> _WORK TO DO_:
Locate each line with the string "name" in the listing below and copy it.

> _MATERIAL PROVIDED_:
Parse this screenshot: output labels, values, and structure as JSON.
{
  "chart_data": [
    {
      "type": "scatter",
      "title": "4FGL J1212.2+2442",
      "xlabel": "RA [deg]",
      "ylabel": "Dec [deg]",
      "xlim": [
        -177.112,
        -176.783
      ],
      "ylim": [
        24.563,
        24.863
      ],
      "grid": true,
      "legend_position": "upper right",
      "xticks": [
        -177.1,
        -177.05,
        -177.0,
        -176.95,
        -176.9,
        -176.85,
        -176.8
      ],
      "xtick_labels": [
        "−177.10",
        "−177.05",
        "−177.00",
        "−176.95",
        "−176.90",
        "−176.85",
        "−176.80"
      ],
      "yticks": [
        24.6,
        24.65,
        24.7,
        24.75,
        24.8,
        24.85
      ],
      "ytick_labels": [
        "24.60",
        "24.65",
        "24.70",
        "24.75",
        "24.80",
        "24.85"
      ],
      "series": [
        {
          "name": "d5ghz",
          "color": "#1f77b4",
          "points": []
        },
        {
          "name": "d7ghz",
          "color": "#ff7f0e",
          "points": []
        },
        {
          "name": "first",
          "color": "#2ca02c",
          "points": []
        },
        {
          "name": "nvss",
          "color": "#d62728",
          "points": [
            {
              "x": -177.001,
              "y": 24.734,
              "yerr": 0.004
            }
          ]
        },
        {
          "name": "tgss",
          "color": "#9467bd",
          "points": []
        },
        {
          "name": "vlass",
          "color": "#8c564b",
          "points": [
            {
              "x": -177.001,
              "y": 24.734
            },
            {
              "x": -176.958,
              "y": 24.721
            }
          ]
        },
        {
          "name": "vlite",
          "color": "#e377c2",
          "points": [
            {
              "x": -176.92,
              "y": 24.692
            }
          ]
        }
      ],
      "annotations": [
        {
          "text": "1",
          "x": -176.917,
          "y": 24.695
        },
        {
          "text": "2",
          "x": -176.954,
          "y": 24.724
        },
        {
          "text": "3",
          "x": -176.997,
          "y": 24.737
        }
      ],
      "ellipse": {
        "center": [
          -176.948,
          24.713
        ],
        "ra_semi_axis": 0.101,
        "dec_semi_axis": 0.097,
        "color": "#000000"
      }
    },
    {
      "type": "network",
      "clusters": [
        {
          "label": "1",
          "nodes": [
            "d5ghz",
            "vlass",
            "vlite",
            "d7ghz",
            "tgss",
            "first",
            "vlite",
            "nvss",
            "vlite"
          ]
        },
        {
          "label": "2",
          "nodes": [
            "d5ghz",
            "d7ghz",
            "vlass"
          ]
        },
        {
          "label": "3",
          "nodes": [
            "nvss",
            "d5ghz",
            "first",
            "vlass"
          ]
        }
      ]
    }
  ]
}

> _SOLUTION FOR THIS EXERCISE_:
          "name": "d5ghz",
          "name": "d7ghz",
          "name": "first",
          "name": "nvss",
          "name": "tgss",
          "name": "vlass",
          "name": "vlite",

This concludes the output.